Scan the entries for the word "create" and return every line that has it.

___ Material for the task

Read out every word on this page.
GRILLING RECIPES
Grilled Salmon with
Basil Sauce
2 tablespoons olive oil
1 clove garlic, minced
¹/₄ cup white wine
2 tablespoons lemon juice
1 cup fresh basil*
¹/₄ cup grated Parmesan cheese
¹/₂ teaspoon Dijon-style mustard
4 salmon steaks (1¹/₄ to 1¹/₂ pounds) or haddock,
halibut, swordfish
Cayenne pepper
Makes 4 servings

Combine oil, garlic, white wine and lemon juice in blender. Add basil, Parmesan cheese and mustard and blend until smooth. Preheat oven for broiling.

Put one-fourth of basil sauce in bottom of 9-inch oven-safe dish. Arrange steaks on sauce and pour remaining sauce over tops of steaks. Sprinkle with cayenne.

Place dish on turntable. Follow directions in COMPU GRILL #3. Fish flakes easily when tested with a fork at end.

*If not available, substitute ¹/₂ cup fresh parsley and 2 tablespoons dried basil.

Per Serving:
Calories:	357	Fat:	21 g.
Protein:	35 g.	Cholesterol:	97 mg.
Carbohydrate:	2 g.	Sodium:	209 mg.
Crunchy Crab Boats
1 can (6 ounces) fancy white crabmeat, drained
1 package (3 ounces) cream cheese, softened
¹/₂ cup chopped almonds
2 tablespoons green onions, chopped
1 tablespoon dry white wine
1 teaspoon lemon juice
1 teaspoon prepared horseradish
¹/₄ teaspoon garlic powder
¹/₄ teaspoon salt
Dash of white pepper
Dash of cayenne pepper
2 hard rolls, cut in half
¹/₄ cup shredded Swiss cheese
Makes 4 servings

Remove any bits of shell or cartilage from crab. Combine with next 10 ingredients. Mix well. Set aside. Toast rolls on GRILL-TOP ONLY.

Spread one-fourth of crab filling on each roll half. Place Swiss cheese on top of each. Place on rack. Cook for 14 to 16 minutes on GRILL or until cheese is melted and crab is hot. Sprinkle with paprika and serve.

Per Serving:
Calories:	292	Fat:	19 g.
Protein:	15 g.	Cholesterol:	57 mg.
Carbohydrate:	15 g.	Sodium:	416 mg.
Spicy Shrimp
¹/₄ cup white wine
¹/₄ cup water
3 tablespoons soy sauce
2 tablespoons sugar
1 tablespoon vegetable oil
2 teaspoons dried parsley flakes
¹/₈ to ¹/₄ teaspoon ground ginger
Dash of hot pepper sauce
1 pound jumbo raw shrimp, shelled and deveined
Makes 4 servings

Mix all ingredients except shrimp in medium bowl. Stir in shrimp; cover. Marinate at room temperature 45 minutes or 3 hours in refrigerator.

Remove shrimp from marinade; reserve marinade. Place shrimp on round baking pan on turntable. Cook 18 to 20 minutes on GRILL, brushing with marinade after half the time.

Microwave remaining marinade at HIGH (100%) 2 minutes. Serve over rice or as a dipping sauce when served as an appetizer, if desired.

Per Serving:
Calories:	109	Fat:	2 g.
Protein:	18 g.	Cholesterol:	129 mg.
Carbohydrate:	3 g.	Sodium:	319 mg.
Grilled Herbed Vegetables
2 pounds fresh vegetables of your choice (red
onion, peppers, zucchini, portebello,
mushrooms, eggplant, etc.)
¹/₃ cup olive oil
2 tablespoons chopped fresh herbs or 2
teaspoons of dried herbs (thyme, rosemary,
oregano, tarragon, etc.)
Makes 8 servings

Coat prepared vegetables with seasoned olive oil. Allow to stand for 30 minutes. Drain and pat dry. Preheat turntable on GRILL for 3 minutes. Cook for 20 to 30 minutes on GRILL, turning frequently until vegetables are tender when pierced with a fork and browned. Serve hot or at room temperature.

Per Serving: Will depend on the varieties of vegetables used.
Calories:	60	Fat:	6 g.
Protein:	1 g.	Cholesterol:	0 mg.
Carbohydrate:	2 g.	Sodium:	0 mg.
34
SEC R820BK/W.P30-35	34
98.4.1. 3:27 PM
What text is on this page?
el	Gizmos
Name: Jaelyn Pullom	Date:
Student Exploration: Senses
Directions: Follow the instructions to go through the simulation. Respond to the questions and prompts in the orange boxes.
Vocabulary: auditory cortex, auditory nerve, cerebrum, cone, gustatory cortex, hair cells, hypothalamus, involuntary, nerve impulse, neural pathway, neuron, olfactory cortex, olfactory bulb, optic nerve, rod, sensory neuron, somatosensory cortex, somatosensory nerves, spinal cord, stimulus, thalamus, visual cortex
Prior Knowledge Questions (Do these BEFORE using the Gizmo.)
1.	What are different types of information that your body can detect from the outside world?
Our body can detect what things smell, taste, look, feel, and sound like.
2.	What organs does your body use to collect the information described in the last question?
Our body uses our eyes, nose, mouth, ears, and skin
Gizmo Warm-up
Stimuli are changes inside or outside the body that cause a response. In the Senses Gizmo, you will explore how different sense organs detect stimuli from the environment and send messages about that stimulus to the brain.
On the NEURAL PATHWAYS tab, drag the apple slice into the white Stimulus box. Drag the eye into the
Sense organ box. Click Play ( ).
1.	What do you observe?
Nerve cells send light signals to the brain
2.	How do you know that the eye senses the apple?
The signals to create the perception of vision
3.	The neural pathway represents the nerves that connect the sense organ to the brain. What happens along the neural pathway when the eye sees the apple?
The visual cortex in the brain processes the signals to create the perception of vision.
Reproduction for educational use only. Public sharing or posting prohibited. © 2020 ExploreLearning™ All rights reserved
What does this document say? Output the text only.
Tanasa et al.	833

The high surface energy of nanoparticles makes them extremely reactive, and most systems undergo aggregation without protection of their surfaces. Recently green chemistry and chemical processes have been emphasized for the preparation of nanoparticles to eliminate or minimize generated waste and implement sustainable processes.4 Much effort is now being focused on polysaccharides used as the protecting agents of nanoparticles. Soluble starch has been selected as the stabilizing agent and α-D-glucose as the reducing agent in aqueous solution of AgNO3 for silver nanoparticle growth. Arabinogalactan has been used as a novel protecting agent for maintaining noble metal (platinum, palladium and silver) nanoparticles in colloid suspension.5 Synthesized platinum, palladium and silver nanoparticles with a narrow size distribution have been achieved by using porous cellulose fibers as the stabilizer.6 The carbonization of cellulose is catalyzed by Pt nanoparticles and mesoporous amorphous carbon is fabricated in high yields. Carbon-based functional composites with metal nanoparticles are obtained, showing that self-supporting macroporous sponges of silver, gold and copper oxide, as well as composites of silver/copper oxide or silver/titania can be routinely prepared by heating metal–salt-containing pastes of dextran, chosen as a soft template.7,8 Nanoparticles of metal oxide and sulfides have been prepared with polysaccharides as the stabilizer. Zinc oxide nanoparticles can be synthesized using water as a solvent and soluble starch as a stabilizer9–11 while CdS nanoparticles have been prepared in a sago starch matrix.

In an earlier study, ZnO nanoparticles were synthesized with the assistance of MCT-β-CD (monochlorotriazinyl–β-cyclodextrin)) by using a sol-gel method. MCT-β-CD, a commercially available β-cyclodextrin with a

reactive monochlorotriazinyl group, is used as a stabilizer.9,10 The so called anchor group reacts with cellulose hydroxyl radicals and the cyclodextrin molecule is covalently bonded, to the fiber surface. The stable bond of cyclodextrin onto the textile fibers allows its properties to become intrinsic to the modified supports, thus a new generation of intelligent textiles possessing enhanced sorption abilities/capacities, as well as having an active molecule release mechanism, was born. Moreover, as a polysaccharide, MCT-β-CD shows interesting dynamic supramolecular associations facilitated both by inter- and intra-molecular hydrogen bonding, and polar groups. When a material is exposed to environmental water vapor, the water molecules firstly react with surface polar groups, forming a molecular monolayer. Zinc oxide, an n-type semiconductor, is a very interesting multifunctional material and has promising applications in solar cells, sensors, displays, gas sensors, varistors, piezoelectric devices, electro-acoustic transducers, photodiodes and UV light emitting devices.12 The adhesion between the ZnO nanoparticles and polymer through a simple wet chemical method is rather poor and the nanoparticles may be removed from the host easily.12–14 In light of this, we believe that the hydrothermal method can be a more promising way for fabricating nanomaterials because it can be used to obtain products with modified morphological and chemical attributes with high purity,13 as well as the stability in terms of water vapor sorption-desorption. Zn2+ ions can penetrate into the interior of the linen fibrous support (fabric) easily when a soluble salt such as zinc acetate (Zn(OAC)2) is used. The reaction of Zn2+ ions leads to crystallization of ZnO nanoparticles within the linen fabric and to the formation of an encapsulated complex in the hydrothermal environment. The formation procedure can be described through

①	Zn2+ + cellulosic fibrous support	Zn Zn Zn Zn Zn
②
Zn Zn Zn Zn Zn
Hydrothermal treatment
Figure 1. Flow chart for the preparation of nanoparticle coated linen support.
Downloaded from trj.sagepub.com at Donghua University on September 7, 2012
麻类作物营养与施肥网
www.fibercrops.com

______

• [Written response]:
The signals to create the perception of vision
The visual cortex in the brain processes the signals to create the perception of vision.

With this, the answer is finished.